**PROVIDED DATA**:
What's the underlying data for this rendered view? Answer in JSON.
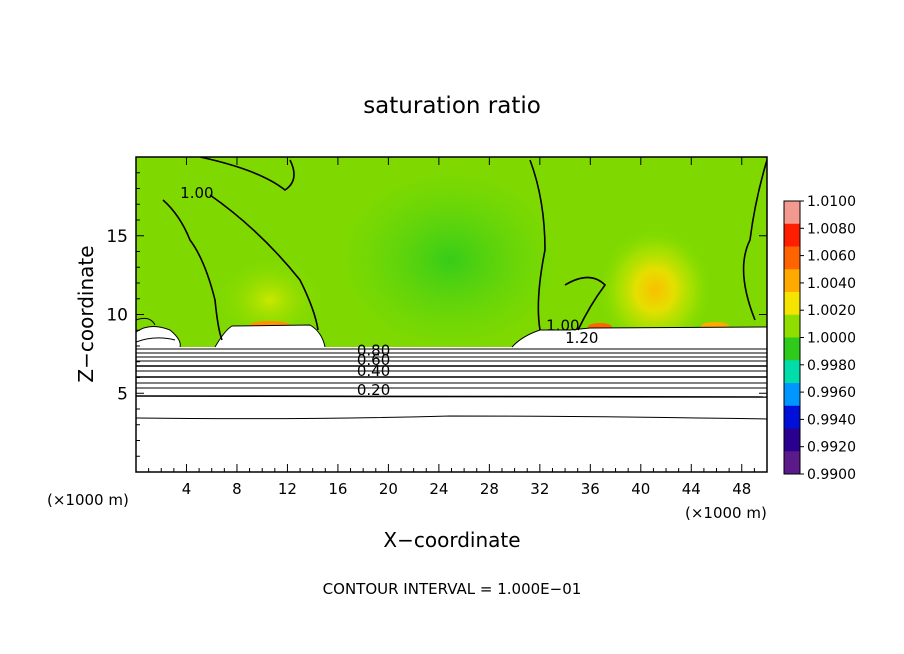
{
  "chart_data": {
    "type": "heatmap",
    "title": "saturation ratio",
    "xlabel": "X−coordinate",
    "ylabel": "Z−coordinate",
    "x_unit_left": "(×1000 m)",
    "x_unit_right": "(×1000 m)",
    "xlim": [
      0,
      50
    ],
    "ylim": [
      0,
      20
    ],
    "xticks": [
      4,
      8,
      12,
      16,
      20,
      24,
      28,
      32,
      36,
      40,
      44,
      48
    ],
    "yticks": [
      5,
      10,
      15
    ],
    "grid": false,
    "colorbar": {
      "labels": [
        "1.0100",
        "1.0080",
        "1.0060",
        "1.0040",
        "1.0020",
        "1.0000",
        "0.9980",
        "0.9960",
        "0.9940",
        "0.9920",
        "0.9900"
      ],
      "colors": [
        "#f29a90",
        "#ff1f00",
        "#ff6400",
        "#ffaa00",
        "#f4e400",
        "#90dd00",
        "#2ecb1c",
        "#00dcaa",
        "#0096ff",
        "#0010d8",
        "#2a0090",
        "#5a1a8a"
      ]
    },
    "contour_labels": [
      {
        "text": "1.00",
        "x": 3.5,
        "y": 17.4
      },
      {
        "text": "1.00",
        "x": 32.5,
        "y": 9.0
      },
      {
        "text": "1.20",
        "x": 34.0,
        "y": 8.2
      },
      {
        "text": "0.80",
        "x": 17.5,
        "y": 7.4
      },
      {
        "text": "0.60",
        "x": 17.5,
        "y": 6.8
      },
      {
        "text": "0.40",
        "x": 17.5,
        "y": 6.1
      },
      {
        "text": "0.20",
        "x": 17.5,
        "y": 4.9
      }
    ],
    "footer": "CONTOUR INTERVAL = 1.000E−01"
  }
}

**INSTRUCTIONS FOR THE TASK**: Above are the records. Identify each line that contains the word "text".

**REPLY TO THE TASK**:
        "text": "1.00",
        "text": "1.00",
        "text": "1.20",
        "text": "0.80",
        "text": "0.60",
        "text": "0.40",
        "text": "0.20",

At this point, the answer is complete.